Problem statement: Every line of the data that contains the string "page" must be copied.

## Start Input records

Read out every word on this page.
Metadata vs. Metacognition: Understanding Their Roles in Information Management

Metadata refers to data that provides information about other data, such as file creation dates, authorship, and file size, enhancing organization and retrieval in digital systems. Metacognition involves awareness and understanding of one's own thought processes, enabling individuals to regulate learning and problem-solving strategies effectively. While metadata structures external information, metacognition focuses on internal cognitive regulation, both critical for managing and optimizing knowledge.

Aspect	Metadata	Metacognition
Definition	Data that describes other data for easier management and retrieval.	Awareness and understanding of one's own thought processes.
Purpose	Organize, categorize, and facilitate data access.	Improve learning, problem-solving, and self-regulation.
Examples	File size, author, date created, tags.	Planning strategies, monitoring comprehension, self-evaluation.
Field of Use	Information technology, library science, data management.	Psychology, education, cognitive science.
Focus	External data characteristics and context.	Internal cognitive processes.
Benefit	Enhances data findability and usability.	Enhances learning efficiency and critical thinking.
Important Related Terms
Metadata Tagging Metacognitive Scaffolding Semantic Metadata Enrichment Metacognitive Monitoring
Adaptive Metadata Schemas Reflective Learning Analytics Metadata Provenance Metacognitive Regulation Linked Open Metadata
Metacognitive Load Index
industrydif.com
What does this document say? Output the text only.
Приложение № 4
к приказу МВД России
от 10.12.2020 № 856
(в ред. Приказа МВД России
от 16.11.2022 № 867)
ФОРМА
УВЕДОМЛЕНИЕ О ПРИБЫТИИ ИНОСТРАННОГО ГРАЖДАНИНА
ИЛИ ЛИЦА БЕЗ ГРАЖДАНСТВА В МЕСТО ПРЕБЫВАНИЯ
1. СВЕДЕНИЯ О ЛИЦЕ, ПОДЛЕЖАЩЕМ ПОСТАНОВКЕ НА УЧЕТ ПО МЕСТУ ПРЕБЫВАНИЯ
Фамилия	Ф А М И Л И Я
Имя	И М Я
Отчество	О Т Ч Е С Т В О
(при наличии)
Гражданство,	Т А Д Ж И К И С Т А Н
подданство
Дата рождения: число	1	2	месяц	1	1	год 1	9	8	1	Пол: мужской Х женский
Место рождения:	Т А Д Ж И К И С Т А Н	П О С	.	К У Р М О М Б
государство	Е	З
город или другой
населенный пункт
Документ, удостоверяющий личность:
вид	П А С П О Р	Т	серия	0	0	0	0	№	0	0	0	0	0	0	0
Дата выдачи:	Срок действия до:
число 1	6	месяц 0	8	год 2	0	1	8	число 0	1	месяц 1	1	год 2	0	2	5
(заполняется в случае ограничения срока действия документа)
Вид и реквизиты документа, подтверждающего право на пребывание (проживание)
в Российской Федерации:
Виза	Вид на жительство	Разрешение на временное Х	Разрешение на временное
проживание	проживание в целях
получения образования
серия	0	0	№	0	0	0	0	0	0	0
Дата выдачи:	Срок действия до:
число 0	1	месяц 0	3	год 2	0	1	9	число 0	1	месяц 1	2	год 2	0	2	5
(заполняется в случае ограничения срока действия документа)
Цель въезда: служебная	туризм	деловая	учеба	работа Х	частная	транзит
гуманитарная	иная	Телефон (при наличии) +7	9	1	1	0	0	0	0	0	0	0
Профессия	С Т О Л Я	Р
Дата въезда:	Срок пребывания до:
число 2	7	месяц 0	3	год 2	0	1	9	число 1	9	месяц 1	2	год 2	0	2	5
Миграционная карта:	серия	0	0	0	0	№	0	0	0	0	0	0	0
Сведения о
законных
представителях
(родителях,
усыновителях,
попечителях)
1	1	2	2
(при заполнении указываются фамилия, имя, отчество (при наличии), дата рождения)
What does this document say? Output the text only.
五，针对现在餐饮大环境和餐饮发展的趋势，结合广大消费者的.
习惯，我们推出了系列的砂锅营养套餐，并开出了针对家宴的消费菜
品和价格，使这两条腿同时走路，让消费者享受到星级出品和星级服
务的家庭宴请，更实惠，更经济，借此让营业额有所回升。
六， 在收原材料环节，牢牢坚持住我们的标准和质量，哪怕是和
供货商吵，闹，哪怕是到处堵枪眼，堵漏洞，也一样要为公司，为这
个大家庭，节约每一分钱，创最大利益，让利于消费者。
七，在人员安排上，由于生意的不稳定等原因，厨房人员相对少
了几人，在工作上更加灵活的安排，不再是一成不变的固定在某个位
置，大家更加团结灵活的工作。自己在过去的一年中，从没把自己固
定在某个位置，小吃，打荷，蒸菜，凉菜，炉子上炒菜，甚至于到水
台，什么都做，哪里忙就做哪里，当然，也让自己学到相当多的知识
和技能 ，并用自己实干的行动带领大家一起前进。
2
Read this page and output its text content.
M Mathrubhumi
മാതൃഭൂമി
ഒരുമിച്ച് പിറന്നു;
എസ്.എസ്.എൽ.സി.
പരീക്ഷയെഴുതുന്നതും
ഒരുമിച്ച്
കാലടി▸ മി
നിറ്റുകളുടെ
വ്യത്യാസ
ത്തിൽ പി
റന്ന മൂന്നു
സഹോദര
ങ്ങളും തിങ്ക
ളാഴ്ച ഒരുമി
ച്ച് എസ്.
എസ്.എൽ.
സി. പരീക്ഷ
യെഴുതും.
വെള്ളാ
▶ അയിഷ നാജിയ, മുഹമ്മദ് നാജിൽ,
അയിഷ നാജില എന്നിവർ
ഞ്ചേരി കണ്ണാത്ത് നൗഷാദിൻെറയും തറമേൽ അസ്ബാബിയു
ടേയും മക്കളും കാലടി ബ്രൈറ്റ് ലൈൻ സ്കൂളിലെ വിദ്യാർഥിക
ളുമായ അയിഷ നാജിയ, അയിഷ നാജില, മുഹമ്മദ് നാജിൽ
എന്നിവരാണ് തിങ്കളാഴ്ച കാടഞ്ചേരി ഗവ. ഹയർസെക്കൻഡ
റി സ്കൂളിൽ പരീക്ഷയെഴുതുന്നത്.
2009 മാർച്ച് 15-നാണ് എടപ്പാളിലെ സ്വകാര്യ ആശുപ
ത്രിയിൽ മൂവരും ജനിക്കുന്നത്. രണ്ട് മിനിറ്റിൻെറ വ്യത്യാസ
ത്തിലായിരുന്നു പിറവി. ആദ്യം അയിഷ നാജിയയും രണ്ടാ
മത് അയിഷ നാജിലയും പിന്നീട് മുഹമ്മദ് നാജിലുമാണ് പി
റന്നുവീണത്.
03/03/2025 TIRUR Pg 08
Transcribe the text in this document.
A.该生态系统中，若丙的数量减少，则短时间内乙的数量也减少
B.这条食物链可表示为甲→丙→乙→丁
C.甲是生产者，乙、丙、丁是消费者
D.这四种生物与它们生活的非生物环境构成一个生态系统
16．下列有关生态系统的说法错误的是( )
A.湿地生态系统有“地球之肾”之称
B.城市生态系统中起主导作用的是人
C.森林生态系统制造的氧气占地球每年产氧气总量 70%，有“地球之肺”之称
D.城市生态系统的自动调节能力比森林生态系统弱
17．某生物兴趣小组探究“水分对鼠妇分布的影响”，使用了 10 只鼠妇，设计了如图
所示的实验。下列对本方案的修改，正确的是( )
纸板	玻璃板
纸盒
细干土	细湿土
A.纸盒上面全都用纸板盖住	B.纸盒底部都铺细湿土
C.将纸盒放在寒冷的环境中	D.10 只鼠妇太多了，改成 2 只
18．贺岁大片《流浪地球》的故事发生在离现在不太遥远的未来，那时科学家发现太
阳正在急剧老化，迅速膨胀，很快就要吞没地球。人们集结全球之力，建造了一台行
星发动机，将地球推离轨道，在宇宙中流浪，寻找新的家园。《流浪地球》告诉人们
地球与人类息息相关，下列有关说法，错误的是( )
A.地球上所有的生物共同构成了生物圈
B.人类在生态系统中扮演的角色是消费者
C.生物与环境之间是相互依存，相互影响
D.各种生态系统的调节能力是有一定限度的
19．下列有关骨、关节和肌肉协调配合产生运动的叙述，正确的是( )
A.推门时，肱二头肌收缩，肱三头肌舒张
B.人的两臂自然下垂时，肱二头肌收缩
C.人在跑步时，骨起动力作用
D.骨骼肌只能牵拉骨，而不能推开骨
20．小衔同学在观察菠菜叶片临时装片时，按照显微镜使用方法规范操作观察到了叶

## End Input records

Task output:
Read out every word on this page.
Read this page and output its text content.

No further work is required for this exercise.